İTTİHADÇI CEMAL – 2

İTTİHADÇI CEMAL – 2

Öncelikle, biz bir müsbet ilim erbabı değiliz; kimseye bir şey “isbatlamak” gibi bir derdimiz yok. Biz yazarız, fikir işçisiyiz; muhatabımızı “iknâ etmek”le mükellefiz. Klâsik mantığın diliyle noktalayacak olursak, yolumuz isbat yolu değil, diyalektik yoludur.

***

Bu çerçeve içinde…
1. İttihadçı Cemal’in Fransız hayranlığına dair verileri, bütün muteber kaynaklarda bulabilirsiniz. İngiliz istihbaratına gitmenize gerek yok.
İttihadçı hükümet, Birinci Dünya Savaşı’ndan önce, panik halinde, kanatları altına sığınacağı bir güçlü devlet arar. Tarihimizin yüzkarası girişimlerde bulunulur. Hattâ can düşmanımız sayılan Ruslar’a bile –Talat vasıtasıyla- başvurulur. Ama İngiltere, Fransa, Rusya, hattâ Almanya, Osmanlı İmparatorluğu’nu himaye etmeyi reddederler. Bu arada, Fransa ile ittifak ve himaye zemini aramayı, Fransız hayranlığı malum olduğu için, Cemal’e tevdi ederler.

^^^^^^^^^^^^^^^^

### Soru
İttihadçı Cemal yazısına göre, Fransa ile ittifak ve himaye arama işi neden Cemal'e verildi?

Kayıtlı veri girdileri
^^^^^^^^^^^^^^^^

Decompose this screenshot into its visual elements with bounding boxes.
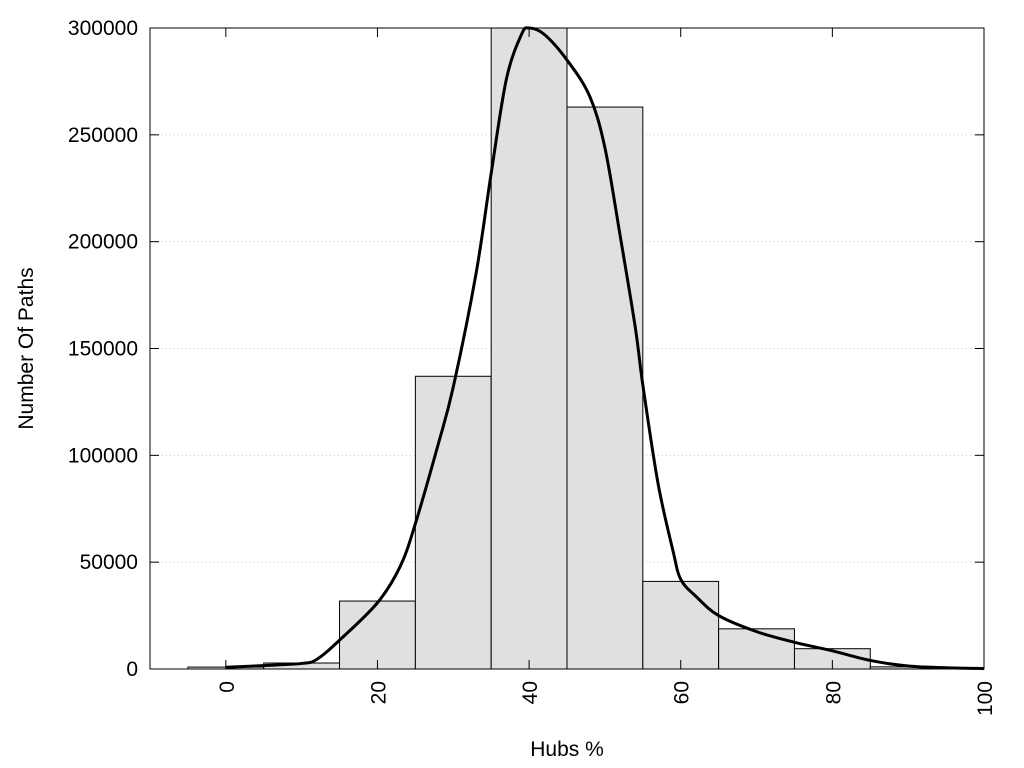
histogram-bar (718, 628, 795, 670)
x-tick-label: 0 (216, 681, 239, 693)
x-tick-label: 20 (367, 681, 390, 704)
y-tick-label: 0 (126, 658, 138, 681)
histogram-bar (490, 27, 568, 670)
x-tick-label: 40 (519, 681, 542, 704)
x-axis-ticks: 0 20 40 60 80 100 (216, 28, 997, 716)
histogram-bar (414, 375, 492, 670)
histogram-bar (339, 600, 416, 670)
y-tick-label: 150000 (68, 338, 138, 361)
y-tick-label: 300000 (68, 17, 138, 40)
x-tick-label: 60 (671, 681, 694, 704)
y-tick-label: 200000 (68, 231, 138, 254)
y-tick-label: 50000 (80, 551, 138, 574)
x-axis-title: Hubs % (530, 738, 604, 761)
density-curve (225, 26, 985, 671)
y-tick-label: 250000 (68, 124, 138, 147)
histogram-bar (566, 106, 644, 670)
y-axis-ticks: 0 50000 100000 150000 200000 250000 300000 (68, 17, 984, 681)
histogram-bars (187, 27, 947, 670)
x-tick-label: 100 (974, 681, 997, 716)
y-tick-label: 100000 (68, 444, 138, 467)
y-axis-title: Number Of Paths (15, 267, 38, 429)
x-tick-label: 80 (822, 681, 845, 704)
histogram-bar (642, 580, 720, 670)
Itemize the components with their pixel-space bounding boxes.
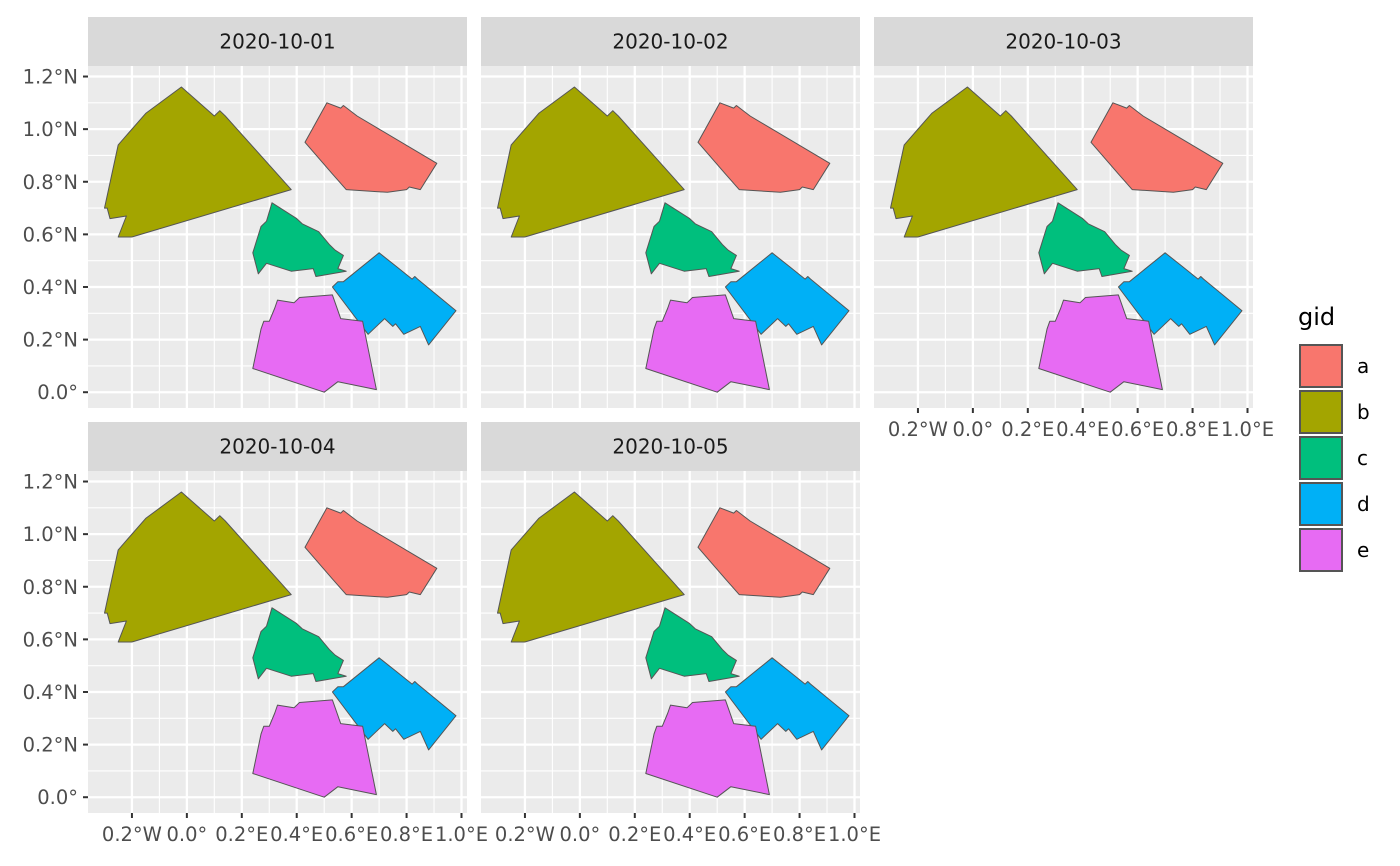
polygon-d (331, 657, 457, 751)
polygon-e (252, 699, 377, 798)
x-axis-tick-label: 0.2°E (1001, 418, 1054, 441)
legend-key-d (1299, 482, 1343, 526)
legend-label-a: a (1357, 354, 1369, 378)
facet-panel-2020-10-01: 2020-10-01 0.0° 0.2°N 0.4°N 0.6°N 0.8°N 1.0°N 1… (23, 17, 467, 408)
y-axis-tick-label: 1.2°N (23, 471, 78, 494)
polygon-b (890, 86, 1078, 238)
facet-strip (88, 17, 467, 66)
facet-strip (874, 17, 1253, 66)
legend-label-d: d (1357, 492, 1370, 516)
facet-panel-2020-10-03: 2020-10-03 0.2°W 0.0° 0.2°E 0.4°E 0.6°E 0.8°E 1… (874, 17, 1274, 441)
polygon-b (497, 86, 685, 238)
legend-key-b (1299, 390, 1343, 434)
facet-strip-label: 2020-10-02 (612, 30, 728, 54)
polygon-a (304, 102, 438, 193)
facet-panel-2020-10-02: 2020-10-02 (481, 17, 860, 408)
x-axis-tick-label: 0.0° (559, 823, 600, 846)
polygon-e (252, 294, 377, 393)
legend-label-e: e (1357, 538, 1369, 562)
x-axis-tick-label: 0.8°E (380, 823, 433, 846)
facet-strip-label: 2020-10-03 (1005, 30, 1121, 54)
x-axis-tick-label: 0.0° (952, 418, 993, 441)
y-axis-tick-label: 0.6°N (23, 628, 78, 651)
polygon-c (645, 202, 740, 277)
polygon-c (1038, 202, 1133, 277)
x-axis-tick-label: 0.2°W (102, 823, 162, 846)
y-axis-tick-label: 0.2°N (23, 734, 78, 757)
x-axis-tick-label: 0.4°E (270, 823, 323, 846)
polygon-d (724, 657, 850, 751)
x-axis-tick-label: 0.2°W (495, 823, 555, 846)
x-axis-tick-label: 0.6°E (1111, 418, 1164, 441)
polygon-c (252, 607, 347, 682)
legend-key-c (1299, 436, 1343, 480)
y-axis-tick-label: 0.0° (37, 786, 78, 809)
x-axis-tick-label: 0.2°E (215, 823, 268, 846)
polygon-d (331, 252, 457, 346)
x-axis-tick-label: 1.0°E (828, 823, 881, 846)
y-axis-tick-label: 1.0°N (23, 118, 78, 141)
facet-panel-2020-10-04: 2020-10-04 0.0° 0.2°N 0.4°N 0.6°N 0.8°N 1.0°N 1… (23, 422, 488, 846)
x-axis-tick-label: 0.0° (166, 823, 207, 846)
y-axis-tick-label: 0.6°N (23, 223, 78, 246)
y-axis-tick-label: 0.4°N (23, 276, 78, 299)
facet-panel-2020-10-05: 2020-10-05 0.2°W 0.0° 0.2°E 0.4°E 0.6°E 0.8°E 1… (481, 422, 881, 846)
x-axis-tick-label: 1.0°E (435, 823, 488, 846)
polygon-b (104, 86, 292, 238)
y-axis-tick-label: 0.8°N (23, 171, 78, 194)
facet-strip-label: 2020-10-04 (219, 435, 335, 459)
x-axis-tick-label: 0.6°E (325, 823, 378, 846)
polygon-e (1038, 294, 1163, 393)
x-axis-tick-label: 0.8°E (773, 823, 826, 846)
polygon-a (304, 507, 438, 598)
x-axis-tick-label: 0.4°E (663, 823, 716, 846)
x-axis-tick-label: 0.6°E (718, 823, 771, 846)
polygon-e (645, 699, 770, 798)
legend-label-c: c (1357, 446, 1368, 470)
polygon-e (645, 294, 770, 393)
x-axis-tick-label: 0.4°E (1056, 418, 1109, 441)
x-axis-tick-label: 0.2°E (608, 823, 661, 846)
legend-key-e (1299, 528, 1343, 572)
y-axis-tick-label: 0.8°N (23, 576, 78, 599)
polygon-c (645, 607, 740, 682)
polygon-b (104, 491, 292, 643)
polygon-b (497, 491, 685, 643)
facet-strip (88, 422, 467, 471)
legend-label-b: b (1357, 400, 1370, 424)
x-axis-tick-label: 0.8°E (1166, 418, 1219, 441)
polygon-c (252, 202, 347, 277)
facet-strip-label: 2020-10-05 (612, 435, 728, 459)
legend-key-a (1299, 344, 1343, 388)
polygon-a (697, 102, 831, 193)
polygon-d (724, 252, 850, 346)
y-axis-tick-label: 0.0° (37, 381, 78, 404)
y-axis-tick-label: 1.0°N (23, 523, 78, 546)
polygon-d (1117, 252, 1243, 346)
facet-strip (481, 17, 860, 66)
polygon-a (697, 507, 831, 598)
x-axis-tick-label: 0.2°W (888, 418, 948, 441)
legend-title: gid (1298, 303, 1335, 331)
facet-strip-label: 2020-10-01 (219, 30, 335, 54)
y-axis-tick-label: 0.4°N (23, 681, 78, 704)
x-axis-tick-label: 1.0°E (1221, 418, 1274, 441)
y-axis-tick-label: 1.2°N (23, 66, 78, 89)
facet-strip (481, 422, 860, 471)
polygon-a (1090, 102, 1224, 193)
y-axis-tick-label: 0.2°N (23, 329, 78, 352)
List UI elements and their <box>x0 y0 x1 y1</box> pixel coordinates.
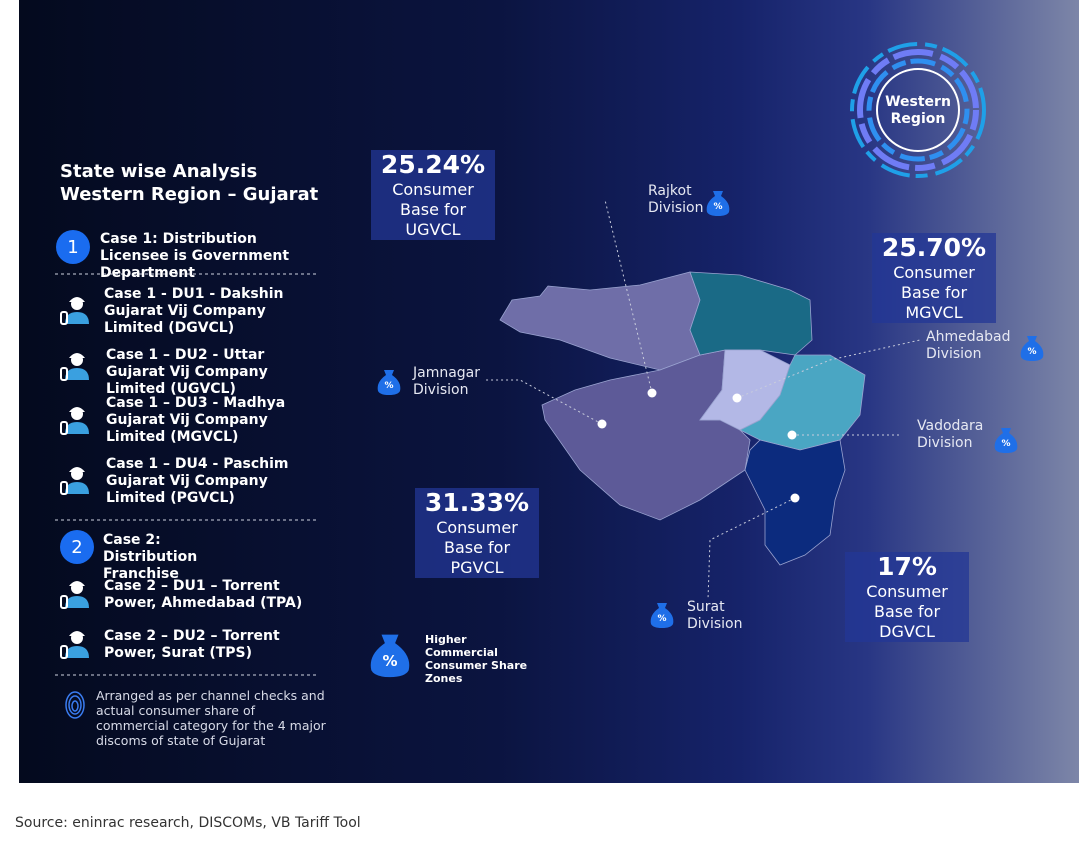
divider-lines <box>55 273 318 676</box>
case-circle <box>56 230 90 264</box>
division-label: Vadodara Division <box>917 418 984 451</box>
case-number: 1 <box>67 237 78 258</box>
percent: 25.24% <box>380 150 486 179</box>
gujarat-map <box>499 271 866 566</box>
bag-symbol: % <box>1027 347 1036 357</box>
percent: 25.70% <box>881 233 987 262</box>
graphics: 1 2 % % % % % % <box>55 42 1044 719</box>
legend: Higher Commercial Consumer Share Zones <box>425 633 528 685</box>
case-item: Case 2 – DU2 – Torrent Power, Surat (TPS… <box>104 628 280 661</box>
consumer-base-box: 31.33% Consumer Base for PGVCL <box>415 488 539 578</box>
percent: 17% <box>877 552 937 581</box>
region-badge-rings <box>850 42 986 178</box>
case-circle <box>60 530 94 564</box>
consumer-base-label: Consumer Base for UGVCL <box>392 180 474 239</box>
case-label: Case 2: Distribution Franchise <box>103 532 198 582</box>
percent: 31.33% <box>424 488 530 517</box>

^^^^^^^^^^^^^^^^

### Cevap
Fransız hayranlığı bilindiği için bu iş Cemal'e verildi.